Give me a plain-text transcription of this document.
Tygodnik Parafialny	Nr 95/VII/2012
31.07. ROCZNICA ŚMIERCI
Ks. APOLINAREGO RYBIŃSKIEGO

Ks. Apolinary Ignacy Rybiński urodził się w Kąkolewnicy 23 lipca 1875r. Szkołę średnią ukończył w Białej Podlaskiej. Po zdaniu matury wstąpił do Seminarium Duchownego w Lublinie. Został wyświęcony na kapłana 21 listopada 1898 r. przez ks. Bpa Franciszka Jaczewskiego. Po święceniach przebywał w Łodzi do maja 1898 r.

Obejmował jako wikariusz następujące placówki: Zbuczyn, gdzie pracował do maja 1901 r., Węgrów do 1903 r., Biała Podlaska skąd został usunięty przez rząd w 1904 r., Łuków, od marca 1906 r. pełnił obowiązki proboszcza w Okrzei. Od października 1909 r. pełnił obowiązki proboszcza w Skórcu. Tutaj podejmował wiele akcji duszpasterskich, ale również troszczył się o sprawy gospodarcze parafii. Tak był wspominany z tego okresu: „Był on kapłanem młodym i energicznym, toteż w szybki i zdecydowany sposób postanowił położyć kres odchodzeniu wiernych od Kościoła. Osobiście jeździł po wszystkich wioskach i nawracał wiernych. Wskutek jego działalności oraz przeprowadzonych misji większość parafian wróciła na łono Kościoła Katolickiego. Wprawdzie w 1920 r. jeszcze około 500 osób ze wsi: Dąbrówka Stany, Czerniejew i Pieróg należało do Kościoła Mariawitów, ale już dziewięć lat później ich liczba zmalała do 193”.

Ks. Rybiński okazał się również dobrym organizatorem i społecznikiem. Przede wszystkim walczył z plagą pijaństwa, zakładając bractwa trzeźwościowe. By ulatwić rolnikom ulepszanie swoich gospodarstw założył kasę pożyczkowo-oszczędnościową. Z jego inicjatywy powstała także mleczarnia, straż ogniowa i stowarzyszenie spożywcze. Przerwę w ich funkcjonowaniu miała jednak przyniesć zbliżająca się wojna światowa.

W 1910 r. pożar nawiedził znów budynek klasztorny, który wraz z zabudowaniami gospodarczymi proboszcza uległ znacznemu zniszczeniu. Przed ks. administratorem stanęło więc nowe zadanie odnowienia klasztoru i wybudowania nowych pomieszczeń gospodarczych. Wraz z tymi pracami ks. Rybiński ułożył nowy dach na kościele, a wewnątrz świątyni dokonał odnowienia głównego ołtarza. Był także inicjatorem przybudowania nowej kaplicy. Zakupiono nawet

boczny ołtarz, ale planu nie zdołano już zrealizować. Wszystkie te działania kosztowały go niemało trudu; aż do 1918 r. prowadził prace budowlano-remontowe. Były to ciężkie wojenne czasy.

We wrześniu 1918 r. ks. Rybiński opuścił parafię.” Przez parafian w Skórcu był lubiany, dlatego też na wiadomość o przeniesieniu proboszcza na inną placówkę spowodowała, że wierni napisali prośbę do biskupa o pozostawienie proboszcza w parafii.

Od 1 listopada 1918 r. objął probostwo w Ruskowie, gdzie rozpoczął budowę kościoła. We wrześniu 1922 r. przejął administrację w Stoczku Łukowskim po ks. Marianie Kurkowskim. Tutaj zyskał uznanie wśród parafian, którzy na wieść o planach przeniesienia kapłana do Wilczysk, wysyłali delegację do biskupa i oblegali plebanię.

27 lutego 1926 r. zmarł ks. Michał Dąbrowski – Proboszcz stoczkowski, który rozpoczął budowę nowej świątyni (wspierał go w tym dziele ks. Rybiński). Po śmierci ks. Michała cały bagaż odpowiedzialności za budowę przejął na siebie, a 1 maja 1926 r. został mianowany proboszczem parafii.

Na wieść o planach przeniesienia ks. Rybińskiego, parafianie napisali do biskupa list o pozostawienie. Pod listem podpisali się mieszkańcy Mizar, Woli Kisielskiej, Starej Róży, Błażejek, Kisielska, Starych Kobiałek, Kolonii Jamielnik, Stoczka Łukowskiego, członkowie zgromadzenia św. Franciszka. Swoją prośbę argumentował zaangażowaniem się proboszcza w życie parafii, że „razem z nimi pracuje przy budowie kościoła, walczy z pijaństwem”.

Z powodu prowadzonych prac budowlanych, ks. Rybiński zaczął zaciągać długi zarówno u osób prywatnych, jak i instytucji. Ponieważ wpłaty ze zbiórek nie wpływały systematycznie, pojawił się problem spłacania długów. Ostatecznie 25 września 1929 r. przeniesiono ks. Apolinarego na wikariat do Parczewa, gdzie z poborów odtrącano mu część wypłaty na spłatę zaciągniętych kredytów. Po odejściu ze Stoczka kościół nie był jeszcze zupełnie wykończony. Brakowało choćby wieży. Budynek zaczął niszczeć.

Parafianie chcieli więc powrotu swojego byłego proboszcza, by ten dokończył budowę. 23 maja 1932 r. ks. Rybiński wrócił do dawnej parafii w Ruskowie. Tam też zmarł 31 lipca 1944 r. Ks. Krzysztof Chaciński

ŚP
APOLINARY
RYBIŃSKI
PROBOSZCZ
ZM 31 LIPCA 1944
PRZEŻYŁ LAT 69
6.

⁂

■ **What to work on**
Reproduce the data in full, exactly as presented.

■ **Written answer**
Give me a plain-text transcription of this document.
Tygodnik Parafialny	Nr 95/VII/2012
31.07. ROCZNICA ŚMIERCI
Ks. APOLINAREGO RYBIŃSKIEGO

Ks. Apolinary Ignacy Rybiński urodził się w Kąkolewnicy 23 lipca 1875r. Szkołę średnią ukończył w Białej Podlaskiej. Po zdaniu matury wstąpił do Seminarium Duchownego w Lublinie. Został wyświęcony na kapłana 21 listopada 1898 r. przez ks. Bpa Franciszka Jaczewskiego. Po święceniach przebywał w Łodzi do maja 1898 r.

Obejmował jako wikariusz następujące placówki: Zbuczyn, gdzie pracował do maja 1901 r., Węgrów do 1903 r., Biała Podlaska skąd został usunięty przez rząd w 1904 r., Łuków, od marca 1906 r. pełnił obowiązki proboszcza w Okrzei. Od października 1909 r. pełnił obowiązki proboszcza w Skórcu. Tutaj podejmował wiele akcji duszpasterskich, ale również troszczył się o sprawy gospodarcze parafii. Tak był wspominany z tego okresu: „Był on kapłanem młodym i energicznym, toteż w szybki i zdecydowany sposób postanowił położyć kres odchodzeniu wiernych od Kościoła. Osobiście jeździł po wszystkich wioskach i nawracał wiernych. Wskutek jego działalności oraz przeprowadzonych misji większość parafian wróciła na łono Kościoła Katolickiego. Wprawdzie w 1920 r. jeszcze około 500 osób ze wsi: Dąbrówka Stany, Czerniejew i Pieróg należało do Kościoła Mariawitów, ale już dziewięć lat później ich liczba zmalała do 193”.

Ks. Rybiński okazał się również dobrym organizatorem i społecznikiem. Przede wszystkim walczył z plagą pijaństwa, zakładając bractwa trzeźwościowe. By ulatwić rolnikom ulepszanie swoich gospodarstw założył kasę pożyczkowo-oszczędnościową. Z jego inicjatywy powstała także mleczarnia, straż ogniowa i stowarzyszenie spożywcze. Przerwę w ich funkcjonowaniu miała jednak przyniesć zbliżająca się wojna światowa.

W 1910 r. pożar nawiedził znów budynek klasztorny, który wraz z zabudowaniami gospodarczymi proboszcza uległ znacznemu zniszczeniu. Przed ks. administratorem stanęło więc nowe zadanie odnowienia klasztoru i wybudowania nowych pomieszczeń gospodarczych. Wraz z tymi pracami ks. Rybiński ułożył nowy dach na kościele, a wewnątrz świątyni dokonał odnowienia głównego ołtarza. Był także inicjatorem przybudowania nowej kaplicy. Zakupiono nawet

boczny ołtarz, ale planu nie zdołano już zrealizować. Wszystkie te działania kosztowały go niemało trudu; aż do 1918 r. prowadził prace budowlano-remontowe. Były to ciężkie wojenne czasy.

We wrześniu 1918 r. ks. Rybiński opuścił parafię.” Przez parafian w Skórcu był lubiany, dlatego też na wiadomość o przeniesieniu proboszcza na inną placówkę spowodowała, że wierni napisali prośbę do biskupa o pozostawienie proboszcza w parafii.

Od 1 listopada 1918 r. objął probostwo w Ruskowie, gdzie rozpoczął budowę kościoła. We wrześniu 1922 r. przejął administrację w Stoczku Łukowskim po ks. Marianie Kurkowskim. Tutaj zyskał uznanie wśród parafian, którzy na wieść o planach przeniesienia kapłana do Wilczysk, wysyłali delegację do biskupa i oblegali plebanię.

27 lutego 1926 r. zmarł ks. Michał Dąbrowski – Proboszcz stoczkowski, który rozpoczął budowę nowej świątyni (wspierał go w tym dziele ks. Rybiński). Po śmierci ks. Michała cały bagaż odpowiedzialności za budowę przejął na siebie, a 1 maja 1926 r. został mianowany proboszczem parafii.

Na wieść o planach przeniesienia ks. Rybińskiego, parafianie napisali do biskupa list o pozostawienie. Pod listem podpisali się mieszkańcy Mizar, Woli Kisielskiej, Starej Róży, Błażejek, Kisielska, Starych Kobiałek, Kolonii Jamielnik, Stoczka Łukowskiego, członkowie zgromadzenia św. Franciszka. Swoją prośbę argumentował zaangażowaniem się proboszcza w życie parafii, że „razem z nimi pracuje przy budowie kościoła, walczy z pijaństwem”.

Z powodu prowadzonych prac budowlanych, ks. Rybiński zaczął zaciągać długi zarówno u osób prywatnych, jak i instytucji. Ponieważ wpłaty ze zbiórek nie wpływały systematycznie, pojawił się problem spłacania długów. Ostatecznie 25 września 1929 r. przeniesiono ks. Apolinarego na wikariat do Parczewa, gdzie z poborów odtrącano mu część wypłaty na spłatę zaciągniętych kredytów. Po odejściu ze Stoczka kościół nie był jeszcze zupełnie wykończony. Brakowało choćby wieży. Budynek zaczął niszczeć.

Parafianie chcieli więc powrotu swojego byłego proboszcza, by ten dokończył budowę. 23 maja 1932 r. ks. Rybiński wrócił do dawnej parafii w Ruskowie. Tam też zmarł 31 lipca 1944 r. Ks. Krzysztof Chaciński

ŚP
APOLINARY
RYBIŃSKI
PROBOSZCZ
ZM 31 LIPCA 1944
PRZEŻYŁ LAT 69
6.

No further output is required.